### Passage shown ###

I really like the Manning’s workflow in publishing books. But it’ll be even better if this book will never be printed. We already sold about two thousand e-book downloads. Let’s keep selling files, and we’ll keep them up to date. There is a MEAP program for drafts, and a similar program is needed to keep the drafts updated after the book is “finished”. Dear Manning, please do not print our book or print it on demand!

UPDATE: I had a chance to discuss this blog with Manning. This is what I was told:
1. When Manning sells a printed copy the reader gets the e-Book as well.
2. Their MEAP program can continue even after the books is printed as long as the authors are willing to keep the book up to date. We’re willing.
3. The book goes to printer in small batches, and if the content of the manuscripts has changed, the new print batch can have the new content (Manning can easily do this if page numbering doesn’t change).

I’m wondering what other publishers do to keep printed books current?


10 thoughts on “Dear Publisher, please do not print our book

  1. Manning should definitely listen to their readers and authors. Is there way to complain? I would definitely support to hold off printed copy till A2 release (I do realize that there will be multiple 1.0x versions afterwards with the way it is going, but that is understandable).

  2. +1 to this. As much as I like referring to printed text, this totally makes sense, with how rapidly the framework is evolving.

### Record extracts ###

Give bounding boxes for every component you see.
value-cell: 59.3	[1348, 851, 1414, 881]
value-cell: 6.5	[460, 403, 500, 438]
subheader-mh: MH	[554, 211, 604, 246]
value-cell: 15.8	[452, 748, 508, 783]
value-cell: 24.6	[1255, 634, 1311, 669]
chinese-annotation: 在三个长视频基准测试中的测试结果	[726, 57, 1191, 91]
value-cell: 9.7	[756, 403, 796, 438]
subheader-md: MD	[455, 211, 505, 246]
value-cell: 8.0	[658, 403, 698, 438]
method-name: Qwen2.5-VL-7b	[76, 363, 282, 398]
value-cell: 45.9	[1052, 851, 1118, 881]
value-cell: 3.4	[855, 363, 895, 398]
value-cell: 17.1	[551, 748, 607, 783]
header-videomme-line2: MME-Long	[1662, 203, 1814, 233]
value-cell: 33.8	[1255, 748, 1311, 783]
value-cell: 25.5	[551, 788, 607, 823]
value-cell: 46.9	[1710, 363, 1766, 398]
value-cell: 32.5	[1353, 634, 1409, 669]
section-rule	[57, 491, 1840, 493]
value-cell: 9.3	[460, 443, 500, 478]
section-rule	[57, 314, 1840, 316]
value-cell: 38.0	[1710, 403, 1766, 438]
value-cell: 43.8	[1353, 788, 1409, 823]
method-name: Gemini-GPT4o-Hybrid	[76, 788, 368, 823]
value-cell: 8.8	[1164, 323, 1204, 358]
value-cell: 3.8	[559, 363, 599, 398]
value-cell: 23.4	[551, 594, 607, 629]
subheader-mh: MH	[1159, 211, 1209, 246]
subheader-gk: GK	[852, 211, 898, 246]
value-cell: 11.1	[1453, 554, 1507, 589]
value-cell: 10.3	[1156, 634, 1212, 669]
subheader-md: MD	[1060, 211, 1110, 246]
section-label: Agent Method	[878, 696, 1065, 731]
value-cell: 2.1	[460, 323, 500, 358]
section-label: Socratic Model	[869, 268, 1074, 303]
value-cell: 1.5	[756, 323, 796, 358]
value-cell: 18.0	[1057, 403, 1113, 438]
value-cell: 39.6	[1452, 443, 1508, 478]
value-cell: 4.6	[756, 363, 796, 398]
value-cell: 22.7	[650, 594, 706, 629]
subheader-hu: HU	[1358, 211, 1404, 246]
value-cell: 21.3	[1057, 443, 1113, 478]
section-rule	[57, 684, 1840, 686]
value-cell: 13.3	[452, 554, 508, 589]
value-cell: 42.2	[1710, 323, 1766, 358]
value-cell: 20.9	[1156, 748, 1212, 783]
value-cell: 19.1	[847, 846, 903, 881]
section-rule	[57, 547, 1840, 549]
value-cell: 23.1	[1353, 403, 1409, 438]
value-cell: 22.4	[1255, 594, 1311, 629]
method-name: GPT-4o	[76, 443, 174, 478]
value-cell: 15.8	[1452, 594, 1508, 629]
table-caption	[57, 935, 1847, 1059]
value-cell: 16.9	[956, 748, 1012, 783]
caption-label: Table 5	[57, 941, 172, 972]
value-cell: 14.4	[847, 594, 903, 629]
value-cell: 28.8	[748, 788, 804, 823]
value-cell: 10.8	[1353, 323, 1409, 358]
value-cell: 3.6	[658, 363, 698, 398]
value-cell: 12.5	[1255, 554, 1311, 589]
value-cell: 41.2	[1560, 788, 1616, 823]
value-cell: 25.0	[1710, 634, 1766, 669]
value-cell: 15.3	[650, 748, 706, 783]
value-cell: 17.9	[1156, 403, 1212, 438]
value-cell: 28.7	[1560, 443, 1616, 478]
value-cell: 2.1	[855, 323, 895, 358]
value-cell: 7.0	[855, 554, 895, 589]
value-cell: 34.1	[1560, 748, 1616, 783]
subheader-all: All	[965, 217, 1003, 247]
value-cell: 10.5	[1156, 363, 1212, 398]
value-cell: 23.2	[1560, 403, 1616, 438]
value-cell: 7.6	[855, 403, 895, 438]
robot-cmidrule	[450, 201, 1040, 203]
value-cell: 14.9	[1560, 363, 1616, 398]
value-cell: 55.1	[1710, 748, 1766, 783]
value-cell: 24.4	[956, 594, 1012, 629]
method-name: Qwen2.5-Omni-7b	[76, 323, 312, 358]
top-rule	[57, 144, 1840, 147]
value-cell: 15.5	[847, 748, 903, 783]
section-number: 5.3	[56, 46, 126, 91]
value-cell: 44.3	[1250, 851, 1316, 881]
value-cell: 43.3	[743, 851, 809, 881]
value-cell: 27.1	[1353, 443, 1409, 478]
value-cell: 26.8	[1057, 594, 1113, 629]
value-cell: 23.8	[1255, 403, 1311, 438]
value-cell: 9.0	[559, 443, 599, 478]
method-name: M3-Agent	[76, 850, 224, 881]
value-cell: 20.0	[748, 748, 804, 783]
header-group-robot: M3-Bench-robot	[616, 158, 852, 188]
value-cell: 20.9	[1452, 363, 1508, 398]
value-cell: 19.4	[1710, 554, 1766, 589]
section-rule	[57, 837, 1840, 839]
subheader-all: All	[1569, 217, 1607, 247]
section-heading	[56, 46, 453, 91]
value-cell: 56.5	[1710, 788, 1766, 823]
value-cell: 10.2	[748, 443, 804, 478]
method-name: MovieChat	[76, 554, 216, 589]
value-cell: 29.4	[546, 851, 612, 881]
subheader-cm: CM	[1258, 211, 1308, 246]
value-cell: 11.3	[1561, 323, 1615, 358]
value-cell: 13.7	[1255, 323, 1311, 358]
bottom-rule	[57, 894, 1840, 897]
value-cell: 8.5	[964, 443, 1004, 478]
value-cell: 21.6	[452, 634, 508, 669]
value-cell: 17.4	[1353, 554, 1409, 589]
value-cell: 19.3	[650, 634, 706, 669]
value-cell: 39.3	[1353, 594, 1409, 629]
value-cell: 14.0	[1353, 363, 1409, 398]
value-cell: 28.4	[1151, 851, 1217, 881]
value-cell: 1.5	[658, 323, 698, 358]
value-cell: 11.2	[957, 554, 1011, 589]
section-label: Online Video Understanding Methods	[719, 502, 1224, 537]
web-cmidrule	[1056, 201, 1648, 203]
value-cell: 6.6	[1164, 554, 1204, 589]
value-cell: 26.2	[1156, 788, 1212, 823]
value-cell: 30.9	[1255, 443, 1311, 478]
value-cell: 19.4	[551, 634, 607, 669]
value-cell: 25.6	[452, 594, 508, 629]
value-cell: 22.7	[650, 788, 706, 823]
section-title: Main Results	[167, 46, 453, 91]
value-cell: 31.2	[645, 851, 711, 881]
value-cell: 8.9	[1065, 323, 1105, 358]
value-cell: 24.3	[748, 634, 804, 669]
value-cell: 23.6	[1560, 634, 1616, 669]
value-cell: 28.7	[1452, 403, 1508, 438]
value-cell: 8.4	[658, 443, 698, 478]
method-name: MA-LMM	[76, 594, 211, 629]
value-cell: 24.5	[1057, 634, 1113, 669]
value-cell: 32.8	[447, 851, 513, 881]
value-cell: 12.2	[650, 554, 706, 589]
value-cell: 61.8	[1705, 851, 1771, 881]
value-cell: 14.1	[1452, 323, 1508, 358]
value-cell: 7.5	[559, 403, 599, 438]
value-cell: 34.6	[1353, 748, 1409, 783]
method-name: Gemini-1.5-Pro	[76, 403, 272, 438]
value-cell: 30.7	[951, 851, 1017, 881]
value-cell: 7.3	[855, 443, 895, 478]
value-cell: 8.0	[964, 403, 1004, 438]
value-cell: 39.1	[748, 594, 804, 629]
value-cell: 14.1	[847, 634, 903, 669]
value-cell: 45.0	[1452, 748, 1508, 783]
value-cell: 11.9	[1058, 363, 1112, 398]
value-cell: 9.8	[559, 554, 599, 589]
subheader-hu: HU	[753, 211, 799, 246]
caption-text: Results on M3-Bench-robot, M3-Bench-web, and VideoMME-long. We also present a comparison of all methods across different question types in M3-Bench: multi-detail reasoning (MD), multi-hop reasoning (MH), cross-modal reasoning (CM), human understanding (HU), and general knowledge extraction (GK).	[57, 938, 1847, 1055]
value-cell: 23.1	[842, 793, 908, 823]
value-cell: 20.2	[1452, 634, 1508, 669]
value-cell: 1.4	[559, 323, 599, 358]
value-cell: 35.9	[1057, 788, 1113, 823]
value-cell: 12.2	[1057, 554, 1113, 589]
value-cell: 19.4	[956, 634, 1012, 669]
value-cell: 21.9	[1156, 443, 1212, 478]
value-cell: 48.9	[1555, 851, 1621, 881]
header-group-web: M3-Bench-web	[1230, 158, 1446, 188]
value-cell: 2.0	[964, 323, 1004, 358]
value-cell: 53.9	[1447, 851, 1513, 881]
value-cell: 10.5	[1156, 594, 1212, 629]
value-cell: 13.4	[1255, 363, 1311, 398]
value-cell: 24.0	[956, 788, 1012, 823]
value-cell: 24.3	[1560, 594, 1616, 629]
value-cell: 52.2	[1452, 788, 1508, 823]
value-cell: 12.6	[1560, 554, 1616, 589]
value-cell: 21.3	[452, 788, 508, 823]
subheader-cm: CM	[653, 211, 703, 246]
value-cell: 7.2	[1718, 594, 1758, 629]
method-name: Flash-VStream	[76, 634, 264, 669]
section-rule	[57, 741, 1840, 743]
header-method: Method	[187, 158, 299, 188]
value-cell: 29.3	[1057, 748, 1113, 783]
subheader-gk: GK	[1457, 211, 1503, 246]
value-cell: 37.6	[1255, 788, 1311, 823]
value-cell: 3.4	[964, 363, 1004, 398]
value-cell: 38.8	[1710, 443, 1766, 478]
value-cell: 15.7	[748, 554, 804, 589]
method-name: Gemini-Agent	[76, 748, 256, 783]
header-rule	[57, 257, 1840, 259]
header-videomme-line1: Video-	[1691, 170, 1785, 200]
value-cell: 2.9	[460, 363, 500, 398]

###

List of tasks:
1) In the blog post about printing the book, write out the passage that begins at the words "10 thoughts on" and stops after the words "framework is evolving.".
2) According to the blog post about printing the book, about how many e-book downloads had already been sold?

Responses by task:
1)
10 thoughts on “Dear Publisher, please do not print our book

  1. Manning should definitely listen to their readers and authors. Is there way to complain? I would definitely support to hold off printed copy till A2 release (I do realize that there will be multiple 1.0x versions afterwards with the way it is going, but that is understandable).

  2. +1 to this. As much as I like referring to printed text, this totally makes sense, with how rapidly the framework is evolving.

2) About two thousand.